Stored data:

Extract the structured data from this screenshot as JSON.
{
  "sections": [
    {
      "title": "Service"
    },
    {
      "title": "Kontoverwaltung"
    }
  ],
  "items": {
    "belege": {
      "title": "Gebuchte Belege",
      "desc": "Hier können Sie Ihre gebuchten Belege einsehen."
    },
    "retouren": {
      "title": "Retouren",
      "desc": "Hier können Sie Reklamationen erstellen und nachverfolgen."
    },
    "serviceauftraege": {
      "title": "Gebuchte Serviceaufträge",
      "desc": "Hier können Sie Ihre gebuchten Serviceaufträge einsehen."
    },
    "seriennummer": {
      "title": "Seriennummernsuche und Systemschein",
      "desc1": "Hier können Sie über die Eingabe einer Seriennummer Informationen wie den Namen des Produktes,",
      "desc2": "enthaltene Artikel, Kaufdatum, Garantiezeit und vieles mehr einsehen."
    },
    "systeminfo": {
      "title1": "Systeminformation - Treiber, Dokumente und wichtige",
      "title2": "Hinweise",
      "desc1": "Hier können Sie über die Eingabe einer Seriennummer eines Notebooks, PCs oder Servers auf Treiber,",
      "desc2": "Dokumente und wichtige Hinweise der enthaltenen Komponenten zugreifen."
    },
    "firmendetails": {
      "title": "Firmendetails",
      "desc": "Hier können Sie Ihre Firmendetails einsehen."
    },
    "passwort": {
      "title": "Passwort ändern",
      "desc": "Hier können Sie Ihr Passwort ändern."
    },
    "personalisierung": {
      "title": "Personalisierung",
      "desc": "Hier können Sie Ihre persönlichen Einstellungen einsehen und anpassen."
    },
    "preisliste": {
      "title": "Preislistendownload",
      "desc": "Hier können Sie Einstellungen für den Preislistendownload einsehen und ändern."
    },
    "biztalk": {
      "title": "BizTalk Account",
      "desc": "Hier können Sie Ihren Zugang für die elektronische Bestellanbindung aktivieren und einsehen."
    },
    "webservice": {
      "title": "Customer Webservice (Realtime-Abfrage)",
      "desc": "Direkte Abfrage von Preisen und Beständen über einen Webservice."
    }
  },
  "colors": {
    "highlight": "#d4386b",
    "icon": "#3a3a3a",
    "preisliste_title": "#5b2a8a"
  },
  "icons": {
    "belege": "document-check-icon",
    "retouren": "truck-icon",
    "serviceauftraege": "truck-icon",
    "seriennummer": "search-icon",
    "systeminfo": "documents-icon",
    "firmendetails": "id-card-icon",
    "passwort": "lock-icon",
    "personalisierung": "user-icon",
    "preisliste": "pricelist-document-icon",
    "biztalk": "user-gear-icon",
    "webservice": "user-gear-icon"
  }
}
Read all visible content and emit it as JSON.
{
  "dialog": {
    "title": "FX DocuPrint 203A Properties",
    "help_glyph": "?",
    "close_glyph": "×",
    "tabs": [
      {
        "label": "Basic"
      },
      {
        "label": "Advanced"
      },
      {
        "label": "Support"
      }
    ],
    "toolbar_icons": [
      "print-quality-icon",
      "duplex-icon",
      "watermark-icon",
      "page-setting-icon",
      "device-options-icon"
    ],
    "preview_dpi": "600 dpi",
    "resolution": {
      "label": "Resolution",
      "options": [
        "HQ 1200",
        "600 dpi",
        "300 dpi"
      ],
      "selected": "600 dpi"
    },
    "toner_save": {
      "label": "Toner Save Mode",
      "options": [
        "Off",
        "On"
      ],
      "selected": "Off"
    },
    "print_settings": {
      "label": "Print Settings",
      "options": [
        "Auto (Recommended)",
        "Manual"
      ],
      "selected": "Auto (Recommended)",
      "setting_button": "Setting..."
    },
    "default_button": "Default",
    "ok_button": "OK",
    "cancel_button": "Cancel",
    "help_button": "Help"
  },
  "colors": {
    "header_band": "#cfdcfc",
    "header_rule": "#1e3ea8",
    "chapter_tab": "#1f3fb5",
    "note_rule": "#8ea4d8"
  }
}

What this task involves: Restate the listing in full, word for word.

Answer to the problem:
Extract the structured data from this screenshot as JSON.
{
  "sections": [
    {
      "title": "Service"
    },
    {
      "title": "Kontoverwaltung"
    }
  ],
  "items": {
    "belege": {
      "title": "Gebuchte Belege",
      "desc": "Hier können Sie Ihre gebuchten Belege einsehen."
    },
    "retouren": {
      "title": "Retouren",
      "desc": "Hier können Sie Reklamationen erstellen und nachverfolgen."
    },
    "serviceauftraege": {
      "title": "Gebuchte Serviceaufträge",
      "desc": "Hier können Sie Ihre gebuchten Serviceaufträge einsehen."
    },
    "seriennummer": {
      "title": "Seriennummernsuche und Systemschein",
      "desc1": "Hier können Sie über die Eingabe einer Seriennummer Informationen wie den Namen des Produktes,",
      "desc2": "enthaltene Artikel, Kaufdatum, Garantiezeit und vieles mehr einsehen."
    },
    "systeminfo": {
      "title1": "Systeminformation - Treiber, Dokumente und wichtige",
      "title2": "Hinweise",
      "desc1": "Hier können Sie über die Eingabe einer Seriennummer eines Notebooks, PCs oder Servers auf Treiber,",
      "desc2": "Dokumente und wichtige Hinweise der enthaltenen Komponenten zugreifen."
    },
    "firmendetails": {
      "title": "Firmendetails",
      "desc": "Hier können Sie Ihre Firmendetails einsehen."
    },
    "passwort": {
      "title": "Passwort ändern",
      "desc": "Hier können Sie Ihr Passwort ändern."
    },
    "personalisierung": {
      "title": "Personalisierung",
      "desc": "Hier können Sie Ihre persönlichen Einstellungen einsehen und anpassen."
    },
    "preisliste": {
      "title": "Preislistendownload",
      "desc": "Hier können Sie Einstellungen für den Preislistendownload einsehen und ändern."
    },
    "biztalk": {
      "title": "BizTalk Account",
      "desc": "Hier können Sie Ihren Zugang für die elektronische Bestellanbindung aktivieren und einsehen."
    },
    "webservice": {
      "title": "Customer Webservice (Realtime-Abfrage)",
      "desc": "Direkte Abfrage von Preisen und Beständen über einen Webservice."
    }
  },
  "colors": {
    "highlight": "#d4386b",
    "icon": "#3a3a3a",
    "preisliste_title": "#5b2a8a"
  },
  "icons": {
    "belege": "document-check-icon",
    "retouren": "truck-icon",
    "serviceauftraege": "truck-icon",
    "seriennummer": "search-icon",
    "systeminfo": "documents-icon",
    "firmendetails": "id-card-icon",
    "passwort": "lock-icon",
    "personalisierung": "user-icon",
    "preisliste": "pricelist-document-icon",
    "biztalk": "user-gear-icon",
    "webservice": "user-gear-icon"
  }
}
Read all visible content and emit it as JSON.
{
  "dialog": {
    "title": "FX DocuPrint 203A Properties",
    "help_glyph": "?",
    "close_glyph": "×",
    "tabs": [
      {
        "label": "Basic"
      },
      {
        "label": "Advanced"
      },
      {
        "label": "Support"
      }
    ],
    "toolbar_icons": [
      "print-quality-icon",
      "duplex-icon",
      "watermark-icon",
      "page-setting-icon",
      "device-options-icon"
    ],
    "preview_dpi": "600 dpi",
    "resolution": {
      "label": "Resolution",
      "options": [
        "HQ 1200",
        "600 dpi",
        "300 dpi"
      ],
      "selected": "600 dpi"
    },
    "toner_save": {
      "label": "Toner Save Mode",
      "options": [
        "Off",
        "On"
      ],
      "selected": "Off"
    },
    "print_settings": {
      "label": "Print Settings",
      "options": [
        "Auto (Recommended)",
        "Manual"
      ],
      "selected": "Auto (Recommended)",
      "setting_button": "Setting..."
    },
    "default_button": "Default",
    "ok_button": "OK",
    "cancel_button": "Cancel",
    "help_button": "Help"
  },
  "colors": {
    "header_band": "#cfdcfc",
    "header_rule": "#1e3ea8",
    "chapter_tab": "#1f3fb5",
    "note_rule": "#8ea4d8"
  }
}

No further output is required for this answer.